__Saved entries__

## BEGIN

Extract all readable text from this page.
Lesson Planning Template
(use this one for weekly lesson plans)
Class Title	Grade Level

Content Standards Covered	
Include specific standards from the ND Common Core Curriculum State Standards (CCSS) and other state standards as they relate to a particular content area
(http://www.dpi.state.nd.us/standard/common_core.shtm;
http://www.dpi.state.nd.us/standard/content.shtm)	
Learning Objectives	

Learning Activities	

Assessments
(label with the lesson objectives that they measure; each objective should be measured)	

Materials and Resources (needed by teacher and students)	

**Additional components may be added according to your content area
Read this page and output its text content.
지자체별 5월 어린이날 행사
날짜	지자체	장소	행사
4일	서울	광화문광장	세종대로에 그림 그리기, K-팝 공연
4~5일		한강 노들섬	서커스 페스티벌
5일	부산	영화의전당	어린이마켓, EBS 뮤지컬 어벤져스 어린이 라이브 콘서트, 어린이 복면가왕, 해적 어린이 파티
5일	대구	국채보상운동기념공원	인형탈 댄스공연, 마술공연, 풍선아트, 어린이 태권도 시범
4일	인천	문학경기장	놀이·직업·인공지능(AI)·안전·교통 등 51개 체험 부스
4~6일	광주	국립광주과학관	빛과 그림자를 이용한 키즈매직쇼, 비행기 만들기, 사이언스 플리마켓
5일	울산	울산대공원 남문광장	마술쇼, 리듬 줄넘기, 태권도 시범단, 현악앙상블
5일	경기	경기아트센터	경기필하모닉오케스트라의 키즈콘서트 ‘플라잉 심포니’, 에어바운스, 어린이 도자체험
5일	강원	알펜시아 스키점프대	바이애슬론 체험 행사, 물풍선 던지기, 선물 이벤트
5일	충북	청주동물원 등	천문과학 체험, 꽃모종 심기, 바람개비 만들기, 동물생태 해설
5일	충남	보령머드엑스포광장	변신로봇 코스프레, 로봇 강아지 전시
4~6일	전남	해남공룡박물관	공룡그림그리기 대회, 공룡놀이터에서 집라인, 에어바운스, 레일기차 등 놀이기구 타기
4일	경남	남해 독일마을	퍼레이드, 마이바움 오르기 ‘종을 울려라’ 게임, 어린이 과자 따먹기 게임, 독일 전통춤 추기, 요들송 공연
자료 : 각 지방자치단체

## END

__Brief__
Copy each line of the listing that holds the word "this".

__Solution below__
Extract all readable text from this page.
(use this one for weekly lesson plans)
Read this page and output its text content.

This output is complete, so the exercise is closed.